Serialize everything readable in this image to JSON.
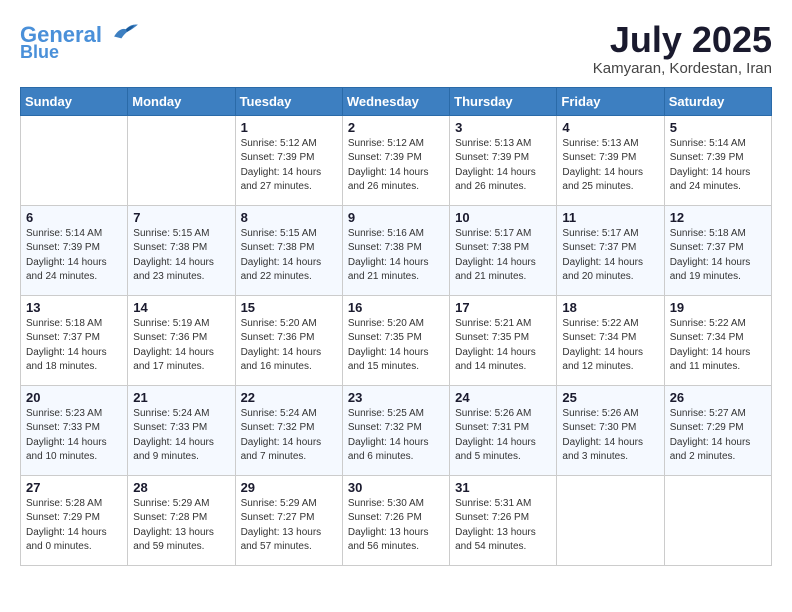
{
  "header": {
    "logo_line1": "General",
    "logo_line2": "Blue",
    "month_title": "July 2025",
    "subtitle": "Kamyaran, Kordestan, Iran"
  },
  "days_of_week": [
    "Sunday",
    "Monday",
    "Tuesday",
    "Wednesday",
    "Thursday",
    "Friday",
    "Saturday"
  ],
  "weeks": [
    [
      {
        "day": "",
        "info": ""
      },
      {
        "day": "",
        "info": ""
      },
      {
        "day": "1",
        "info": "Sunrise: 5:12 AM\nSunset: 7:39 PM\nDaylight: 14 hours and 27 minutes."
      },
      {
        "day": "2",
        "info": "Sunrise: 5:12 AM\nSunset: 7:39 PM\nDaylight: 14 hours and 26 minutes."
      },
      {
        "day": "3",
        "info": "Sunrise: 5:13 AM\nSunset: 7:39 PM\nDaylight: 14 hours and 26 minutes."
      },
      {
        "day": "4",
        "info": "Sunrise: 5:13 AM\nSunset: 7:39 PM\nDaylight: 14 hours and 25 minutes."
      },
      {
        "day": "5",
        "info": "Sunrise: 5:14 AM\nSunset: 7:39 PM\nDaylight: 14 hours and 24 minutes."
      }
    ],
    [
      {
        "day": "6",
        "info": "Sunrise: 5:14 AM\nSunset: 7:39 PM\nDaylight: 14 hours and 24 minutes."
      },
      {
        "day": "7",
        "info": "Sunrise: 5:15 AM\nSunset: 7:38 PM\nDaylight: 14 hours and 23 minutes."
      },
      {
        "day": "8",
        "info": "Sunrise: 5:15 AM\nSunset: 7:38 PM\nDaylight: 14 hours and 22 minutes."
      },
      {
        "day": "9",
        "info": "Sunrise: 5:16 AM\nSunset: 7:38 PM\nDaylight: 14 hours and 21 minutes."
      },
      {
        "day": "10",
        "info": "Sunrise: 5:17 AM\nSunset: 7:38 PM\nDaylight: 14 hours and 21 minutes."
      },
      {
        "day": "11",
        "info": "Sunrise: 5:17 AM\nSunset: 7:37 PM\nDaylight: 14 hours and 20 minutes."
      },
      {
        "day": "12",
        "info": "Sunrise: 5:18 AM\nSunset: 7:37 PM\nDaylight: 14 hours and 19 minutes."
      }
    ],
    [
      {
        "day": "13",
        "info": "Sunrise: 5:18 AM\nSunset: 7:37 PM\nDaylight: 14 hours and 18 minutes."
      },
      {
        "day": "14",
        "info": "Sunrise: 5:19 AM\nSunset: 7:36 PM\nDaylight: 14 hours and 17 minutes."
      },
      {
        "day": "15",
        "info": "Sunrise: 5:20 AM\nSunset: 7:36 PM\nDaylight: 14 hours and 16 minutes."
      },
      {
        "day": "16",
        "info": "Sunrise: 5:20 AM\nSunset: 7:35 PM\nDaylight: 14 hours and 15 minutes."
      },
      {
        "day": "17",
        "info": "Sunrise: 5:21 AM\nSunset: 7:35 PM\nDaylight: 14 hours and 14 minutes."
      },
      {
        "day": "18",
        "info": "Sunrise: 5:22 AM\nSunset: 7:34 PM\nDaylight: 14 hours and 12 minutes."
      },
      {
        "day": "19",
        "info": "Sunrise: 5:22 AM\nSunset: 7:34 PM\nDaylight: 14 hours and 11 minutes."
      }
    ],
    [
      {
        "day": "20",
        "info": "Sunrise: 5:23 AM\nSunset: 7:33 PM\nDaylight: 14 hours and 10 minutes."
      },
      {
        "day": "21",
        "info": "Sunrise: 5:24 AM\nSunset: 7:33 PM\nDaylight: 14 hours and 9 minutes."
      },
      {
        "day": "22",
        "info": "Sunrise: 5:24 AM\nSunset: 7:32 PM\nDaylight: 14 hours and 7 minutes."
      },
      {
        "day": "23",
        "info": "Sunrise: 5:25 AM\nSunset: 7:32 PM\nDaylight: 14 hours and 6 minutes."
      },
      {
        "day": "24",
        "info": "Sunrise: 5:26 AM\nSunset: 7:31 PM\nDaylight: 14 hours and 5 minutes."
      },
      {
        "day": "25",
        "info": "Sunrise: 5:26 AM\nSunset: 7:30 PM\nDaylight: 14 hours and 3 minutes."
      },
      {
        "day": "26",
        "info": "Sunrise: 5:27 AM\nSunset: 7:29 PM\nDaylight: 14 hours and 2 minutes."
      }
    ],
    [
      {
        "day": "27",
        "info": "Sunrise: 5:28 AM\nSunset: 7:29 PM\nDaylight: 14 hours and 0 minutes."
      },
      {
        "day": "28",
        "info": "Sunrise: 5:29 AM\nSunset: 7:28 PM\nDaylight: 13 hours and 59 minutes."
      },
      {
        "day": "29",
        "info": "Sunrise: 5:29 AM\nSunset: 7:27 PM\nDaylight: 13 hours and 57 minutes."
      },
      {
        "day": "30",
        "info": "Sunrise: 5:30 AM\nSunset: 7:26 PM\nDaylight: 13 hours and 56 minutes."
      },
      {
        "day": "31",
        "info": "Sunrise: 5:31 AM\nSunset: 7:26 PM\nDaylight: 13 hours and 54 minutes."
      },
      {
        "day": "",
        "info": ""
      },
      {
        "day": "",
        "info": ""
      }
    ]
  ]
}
____
▶ [Written exercise]: Quote in full the listing given above; the images are to be left out.

▶ [Finished task]:
Serialize everything readable in this image to JSON.
{
  "header": {
    "logo_line1": "General",
    "logo_line2": "Blue",
    "month_title": "July 2025",
    "subtitle": "Kamyaran, Kordestan, Iran"
  },
  "days_of_week": [
    "Sunday",
    "Monday",
    "Tuesday",
    "Wednesday",
    "Thursday",
    "Friday",
    "Saturday"
  ],
  "weeks": [
    [
      {
        "day": "",
        "info": ""
      },
      {
        "day": "",
        "info": ""
      },
      {
        "day": "1",
        "info": "Sunrise: 5:12 AM\nSunset: 7:39 PM\nDaylight: 14 hours and 27 minutes."
      },
      {
        "day": "2",
        "info": "Sunrise: 5:12 AM\nSunset: 7:39 PM\nDaylight: 14 hours and 26 minutes."
      },
      {
        "day": "3",
        "info": "Sunrise: 5:13 AM\nSunset: 7:39 PM\nDaylight: 14 hours and 26 minutes."
      },
      {
        "day": "4",
        "info": "Sunrise: 5:13 AM\nSunset: 7:39 PM\nDaylight: 14 hours and 25 minutes."
      },
      {
        "day": "5",
        "info": "Sunrise: 5:14 AM\nSunset: 7:39 PM\nDaylight: 14 hours and 24 minutes."
      }
    ],
    [
      {
        "day": "6",
        "info": "Sunrise: 5:14 AM\nSunset: 7:39 PM\nDaylight: 14 hours and 24 minutes."
      },
      {
        "day": "7",
        "info": "Sunrise: 5:15 AM\nSunset: 7:38 PM\nDaylight: 14 hours and 23 minutes."
      },
      {
        "day": "8",
        "info": "Sunrise: 5:15 AM\nSunset: 7:38 PM\nDaylight: 14 hours and 22 minutes."
      },
      {
        "day": "9",
        "info": "Sunrise: 5:16 AM\nSunset: 7:38 PM\nDaylight: 14 hours and 21 minutes."
      },
      {
        "day": "10",
        "info": "Sunrise: 5:17 AM\nSunset: 7:38 PM\nDaylight: 14 hours and 21 minutes."
      },
      {
        "day": "11",
        "info": "Sunrise: 5:17 AM\nSunset: 7:37 PM\nDaylight: 14 hours and 20 minutes."
      },
      {
        "day": "12",
        "info": "Sunrise: 5:18 AM\nSunset: 7:37 PM\nDaylight: 14 hours and 19 minutes."
      }
    ],
    [
      {
        "day": "13",
        "info": "Sunrise: 5:18 AM\nSunset: 7:37 PM\nDaylight: 14 hours and 18 minutes."
      },
      {
        "day": "14",
        "info": "Sunrise: 5:19 AM\nSunset: 7:36 PM\nDaylight: 14 hours and 17 minutes."
      },
      {
        "day": "15",
        "info": "Sunrise: 5:20 AM\nSunset: 7:36 PM\nDaylight: 14 hours and 16 minutes."
      },
      {
        "day": "16",
        "info": "Sunrise: 5:20 AM\nSunset: 7:35 PM\nDaylight: 14 hours and 15 minutes."
      },
      {
        "day": "17",
        "info": "Sunrise: 5:21 AM\nSunset: 7:35 PM\nDaylight: 14 hours and 14 minutes."
      },
      {
        "day": "18",
        "info": "Sunrise: 5:22 AM\nSunset: 7:34 PM\nDaylight: 14 hours and 12 minutes."
      },
      {
        "day": "19",
        "info": "Sunrise: 5:22 AM\nSunset: 7:34 PM\nDaylight: 14 hours and 11 minutes."
      }
    ],
    [
      {
        "day": "20",
        "info": "Sunrise: 5:23 AM\nSunset: 7:33 PM\nDaylight: 14 hours and 10 minutes."
      },
      {
        "day": "21",
        "info": "Sunrise: 5:24 AM\nSunset: 7:33 PM\nDaylight: 14 hours and 9 minutes."
      },
      {
        "day": "22",
        "info": "Sunrise: 5:24 AM\nSunset: 7:32 PM\nDaylight: 14 hours and 7 minutes."
      },
      {
        "day": "23",
        "info": "Sunrise: 5:25 AM\nSunset: 7:32 PM\nDaylight: 14 hours and 6 minutes."
      },
      {
        "day": "24",
        "info": "Sunrise: 5:26 AM\nSunset: 7:31 PM\nDaylight: 14 hours and 5 minutes."
      },
      {
        "day": "25",
        "info": "Sunrise: 5:26 AM\nSunset: 7:30 PM\nDaylight: 14 hours and 3 minutes."
      },
      {
        "day": "26",
        "info": "Sunrise: 5:27 AM\nSunset: 7:29 PM\nDaylight: 14 hours and 2 minutes."
      }
    ],
    [
      {
        "day": "27",
        "info": "Sunrise: 5:28 AM\nSunset: 7:29 PM\nDaylight: 14 hours and 0 minutes."
      },
      {
        "day": "28",
        "info": "Sunrise: 5:29 AM\nSunset: 7:28 PM\nDaylight: 13 hours and 59 minutes."
      },
      {
        "day": "29",
        "info": "Sunrise: 5:29 AM\nSunset: 7:27 PM\nDaylight: 13 hours and 57 minutes."
      },
      {
        "day": "30",
        "info": "Sunrise: 5:30 AM\nSunset: 7:26 PM\nDaylight: 13 hours and 56 minutes."
      },
      {
        "day": "31",
        "info": "Sunrise: 5:31 AM\nSunset: 7:26 PM\nDaylight: 13 hours and 54 minutes."
      },
      {
        "day": "",
        "info": ""
      },
      {
        "day": "",
        "info": ""
      }
    ]
  ]
}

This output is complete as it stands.